» The exercise: Pick every line with "What" from the material below.

» Dataset records:
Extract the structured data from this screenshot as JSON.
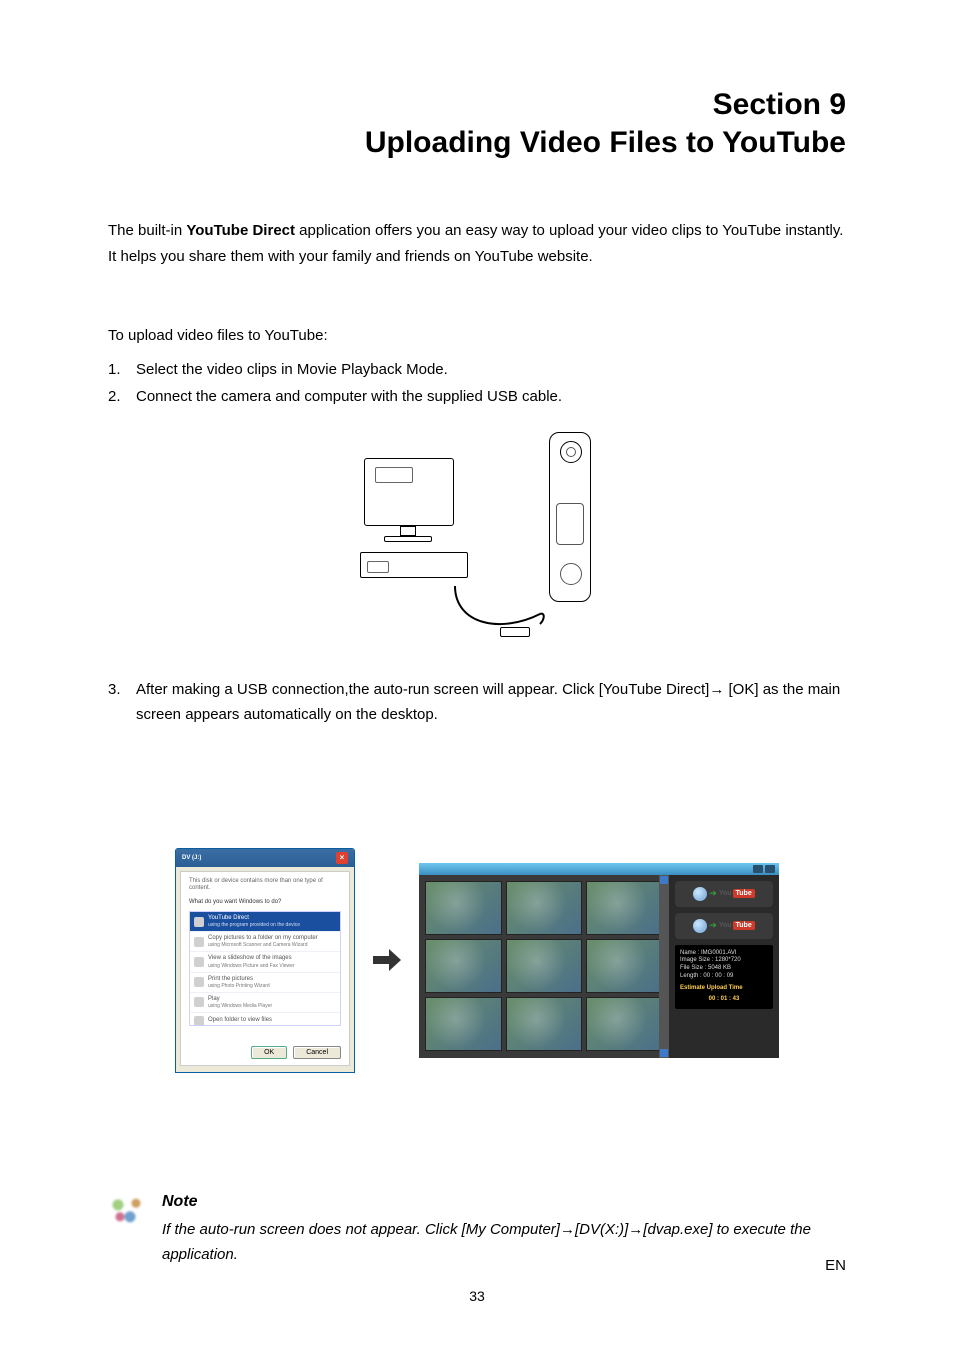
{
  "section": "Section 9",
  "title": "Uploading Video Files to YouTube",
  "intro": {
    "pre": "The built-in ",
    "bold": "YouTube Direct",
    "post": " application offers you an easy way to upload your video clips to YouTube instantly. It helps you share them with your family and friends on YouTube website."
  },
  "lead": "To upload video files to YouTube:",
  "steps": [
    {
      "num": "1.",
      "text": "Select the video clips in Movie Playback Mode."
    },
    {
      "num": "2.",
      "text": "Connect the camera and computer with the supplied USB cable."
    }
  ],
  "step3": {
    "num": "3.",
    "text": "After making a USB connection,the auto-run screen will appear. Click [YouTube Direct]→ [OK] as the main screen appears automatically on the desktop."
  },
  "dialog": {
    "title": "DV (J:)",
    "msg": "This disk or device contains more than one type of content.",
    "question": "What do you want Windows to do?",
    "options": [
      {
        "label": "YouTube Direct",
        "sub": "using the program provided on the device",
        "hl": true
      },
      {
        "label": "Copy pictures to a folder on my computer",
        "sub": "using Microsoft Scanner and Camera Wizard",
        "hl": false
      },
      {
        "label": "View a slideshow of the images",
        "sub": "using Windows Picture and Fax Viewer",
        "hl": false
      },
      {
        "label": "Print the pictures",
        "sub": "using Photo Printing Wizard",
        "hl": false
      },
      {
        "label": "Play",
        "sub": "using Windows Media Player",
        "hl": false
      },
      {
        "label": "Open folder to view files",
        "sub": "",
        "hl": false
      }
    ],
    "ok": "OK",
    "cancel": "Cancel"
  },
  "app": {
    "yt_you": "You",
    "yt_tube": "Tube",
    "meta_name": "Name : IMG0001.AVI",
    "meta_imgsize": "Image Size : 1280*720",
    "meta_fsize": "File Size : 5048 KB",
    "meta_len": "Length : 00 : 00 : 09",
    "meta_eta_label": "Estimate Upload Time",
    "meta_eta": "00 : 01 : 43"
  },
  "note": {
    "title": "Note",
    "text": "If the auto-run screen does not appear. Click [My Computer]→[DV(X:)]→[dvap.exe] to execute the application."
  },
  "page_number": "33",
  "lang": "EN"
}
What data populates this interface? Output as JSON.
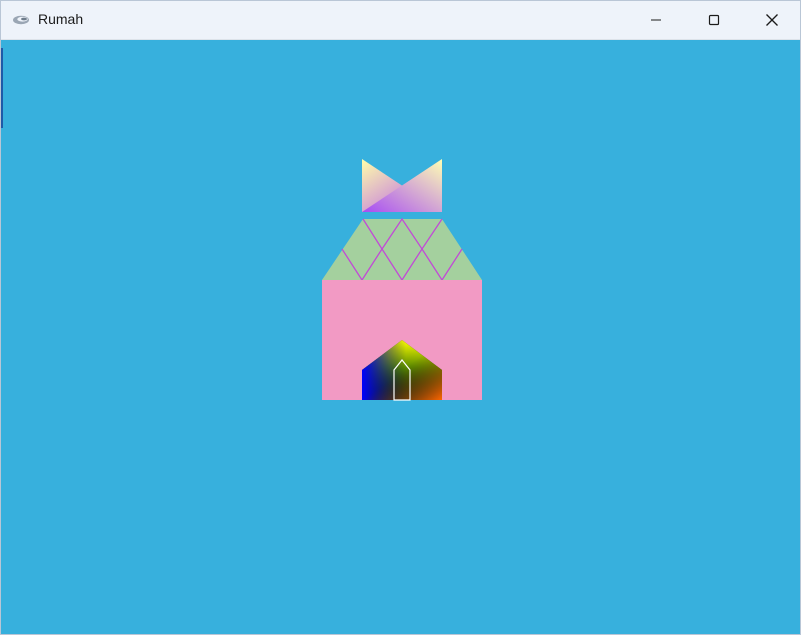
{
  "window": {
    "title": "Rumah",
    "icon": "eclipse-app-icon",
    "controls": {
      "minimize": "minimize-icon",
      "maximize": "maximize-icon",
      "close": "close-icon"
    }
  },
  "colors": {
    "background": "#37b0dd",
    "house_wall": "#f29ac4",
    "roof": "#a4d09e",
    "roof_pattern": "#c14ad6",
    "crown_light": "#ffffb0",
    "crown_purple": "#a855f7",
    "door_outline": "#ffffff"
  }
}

» Correct output:
    "question": "What do you want Windows to do?",
What data populates this interface? Output as JSON.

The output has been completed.